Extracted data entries

***

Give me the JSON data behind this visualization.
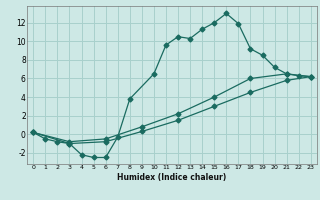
{
  "title": "",
  "xlabel": "Humidex (Indice chaleur)",
  "ylabel": "",
  "background_color": "#cde8e5",
  "grid_color": "#a8d0cc",
  "line_color": "#1a6b60",
  "xlim": [
    -0.5,
    23.5
  ],
  "ylim": [
    -3.2,
    13.8
  ],
  "xticks": [
    0,
    1,
    2,
    3,
    4,
    5,
    6,
    7,
    8,
    9,
    10,
    11,
    12,
    13,
    14,
    15,
    16,
    17,
    18,
    19,
    20,
    21,
    22,
    23
  ],
  "yticks": [
    -2,
    0,
    2,
    4,
    6,
    8,
    10,
    12
  ],
  "line1_x": [
    0,
    1,
    2,
    3,
    4,
    5,
    6,
    7,
    8,
    10,
    11,
    12,
    13,
    14,
    15,
    16,
    17,
    18,
    19,
    20,
    21,
    22,
    23
  ],
  "line1_y": [
    0.2,
    -0.5,
    -0.8,
    -1.0,
    -2.2,
    -2.5,
    -2.5,
    -0.3,
    3.8,
    6.5,
    9.6,
    10.5,
    10.3,
    11.3,
    12.0,
    13.0,
    11.9,
    9.2,
    8.5,
    7.2,
    6.5,
    6.3,
    6.2
  ],
  "line2_x": [
    0,
    3,
    6,
    9,
    12,
    15,
    18,
    21,
    23
  ],
  "line2_y": [
    0.2,
    -1.0,
    -0.8,
    0.3,
    1.5,
    3.0,
    4.5,
    5.8,
    6.2
  ],
  "line3_x": [
    0,
    3,
    6,
    9,
    12,
    15,
    18,
    21,
    23
  ],
  "line3_y": [
    0.2,
    -0.8,
    -0.5,
    0.8,
    2.2,
    4.0,
    6.0,
    6.5,
    6.2
  ]
}
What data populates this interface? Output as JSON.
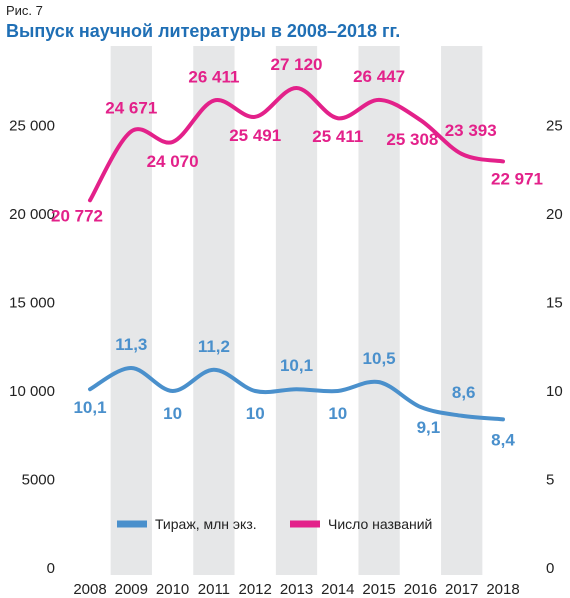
{
  "figure": {
    "label": "Рис. 7",
    "title": "Выпуск научной литературы в 2008–2018 гг."
  },
  "colors": {
    "titles": "#e3218a",
    "circulation": "#4a90cc",
    "title_text": "#1f6fb5",
    "band": "#e6e7e8"
  },
  "chart_data": {
    "type": "line",
    "categories": [
      "2008",
      "2009",
      "2010",
      "2011",
      "2012",
      "2013",
      "2014",
      "2015",
      "2016",
      "2017",
      "2018"
    ],
    "series": [
      {
        "name": "Число названий",
        "axis": "left",
        "values": [
          20772,
          24671,
          24070,
          26411,
          25491,
          27120,
          25411,
          26447,
          25308,
          23393,
          22971
        ],
        "labels": [
          "20 772",
          "24 671",
          "24 070",
          "26 411",
          "25 491",
          "27 120",
          "25 411",
          "26 447",
          "25 308",
          "23 393",
          "22 971"
        ]
      },
      {
        "name": "Тираж, млн экз.",
        "axis": "right",
        "values": [
          10.1,
          11.3,
          10,
          11.2,
          10,
          10.1,
          10,
          10.5,
          9.1,
          8.6,
          8.4
        ],
        "labels": [
          "10,1",
          "11,3",
          "10",
          "11,2",
          "10",
          "10,1",
          "10",
          "10,5",
          "9,1",
          "8,6",
          "8,4"
        ]
      }
    ],
    "y_left": {
      "ylim": [
        0,
        30000
      ],
      "ticks": [
        0,
        5000,
        10000,
        15000,
        20000,
        25000
      ],
      "tick_labels": [
        "0",
        "5000",
        "10 000",
        "15 000",
        "20 000",
        "25 000"
      ]
    },
    "y_right": {
      "ylim": [
        0,
        30
      ],
      "ticks": [
        0,
        5,
        10,
        15,
        20,
        25
      ],
      "tick_labels": [
        "0",
        "5",
        "10",
        "15",
        "20",
        "25"
      ]
    },
    "legend": {
      "placement": "bottom-center",
      "entries": [
        "Тираж, млн экз.",
        "Число названий"
      ]
    },
    "grid": false,
    "alternating_bands": true
  }
}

***

- _Written task_
Quote the material exactly. Pictures stay out.

- _Answer to this problem_
Give me the JSON data behind this visualization.
{
  "title": "",
  "xlabel": "Humidex (Indice chaleur)",
  "ylabel": "",
  "background_color": "#cde8e5",
  "grid_color": "#a8d0cc",
  "line_color": "#1a6b60",
  "xlim": [
    -0.5,
    23.5
  ],
  "ylim": [
    -3.2,
    13.8
  ],
  "xticks": [
    0,
    1,
    2,
    3,
    4,
    5,
    6,
    7,
    8,
    9,
    10,
    11,
    12,
    13,
    14,
    15,
    16,
    17,
    18,
    19,
    20,
    21,
    22,
    23
  ],
  "yticks": [
    -2,
    0,
    2,
    4,
    6,
    8,
    10,
    12
  ],
  "line1_x": [
    0,
    1,
    2,
    3,
    4,
    5,
    6,
    7,
    8,
    10,
    11,
    12,
    13,
    14,
    15,
    16,
    17,
    18,
    19,
    20,
    21,
    22,
    23
  ],
  "line1_y": [
    0.2,
    -0.5,
    -0.8,
    -1.0,
    -2.2,
    -2.5,
    -2.5,
    -0.3,
    3.8,
    6.5,
    9.6,
    10.5,
    10.3,
    11.3,
    12.0,
    13.0,
    11.9,
    9.2,
    8.5,
    7.2,
    6.5,
    6.3,
    6.2
  ],
  "line2_x": [
    0,
    3,
    6,
    9,
    12,
    15,
    18,
    21,
    23
  ],
  "line2_y": [
    0.2,
    -1.0,
    -0.8,
    0.3,
    1.5,
    3.0,
    4.5,
    5.8,
    6.2
  ],
  "line3_x": [
    0,
    3,
    6,
    9,
    12,
    15,
    18,
    21,
    23
  ],
  "line3_y": [
    0.2,
    -0.8,
    -0.5,
    0.8,
    2.2,
    4.0,
    6.0,
    6.5,
    6.2
  ]
}
What data populates this interface? Output as JSON.
{
  "figure": {
    "label": "Рис. 7",
    "title": "Выпуск научной литературы в 2008–2018 гг."
  },
  "colors": {
    "titles": "#e3218a",
    "circulation": "#4a90cc",
    "title_text": "#1f6fb5",
    "band": "#e6e7e8"
  },
  "chart_data": {
    "type": "line",
    "categories": [
      "2008",
      "2009",
      "2010",
      "2011",
      "2012",
      "2013",
      "2014",
      "2015",
      "2016",
      "2017",
      "2018"
    ],
    "series": [
      {
        "name": "Число названий",
        "axis": "left",
        "values": [
          20772,
          24671,
          24070,
          26411,
          25491,
          27120,
          25411,
          26447,
          25308,
          23393,
          22971
        ],
        "labels": [
          "20 772",
          "24 671",
          "24 070",
          "26 411",
          "25 491",
          "27 120",
          "25 411",
          "26 447",
          "25 308",
          "23 393",
          "22 971"
        ]
      },
      {
        "name": "Тираж, млн экз.",
        "axis": "right",
        "values": [
          10.1,
          11.3,
          10,
          11.2,
          10,
          10.1,
          10,
          10.5,
          9.1,
          8.6,
          8.4
        ],
        "labels": [
          "10,1",
          "11,3",
          "10",
          "11,2",
          "10",
          "10,1",
          "10",
          "10,5",
          "9,1",
          "8,6",
          "8,4"
        ]
      }
    ],
    "y_left": {
      "ylim": [
        0,
        30000
      ],
      "ticks": [
        0,
        5000,
        10000,
        15000,
        20000,
        25000
      ],
      "tick_labels": [
        "0",
        "5000",
        "10 000",
        "15 000",
        "20 000",
        "25 000"
      ]
    },
    "y_right": {
      "ylim": [
        0,
        30
      ],
      "ticks": [
        0,
        5,
        10,
        15,
        20,
        25
      ],
      "tick_labels": [
        "0",
        "5",
        "10",
        "15",
        "20",
        "25"
      ]
    },
    "legend": {
      "placement": "bottom-center",
      "entries": [
        "Тираж, млн экз.",
        "Число названий"
      ]
    },
    "grid": false,
    "alternating_bands": true
  }
}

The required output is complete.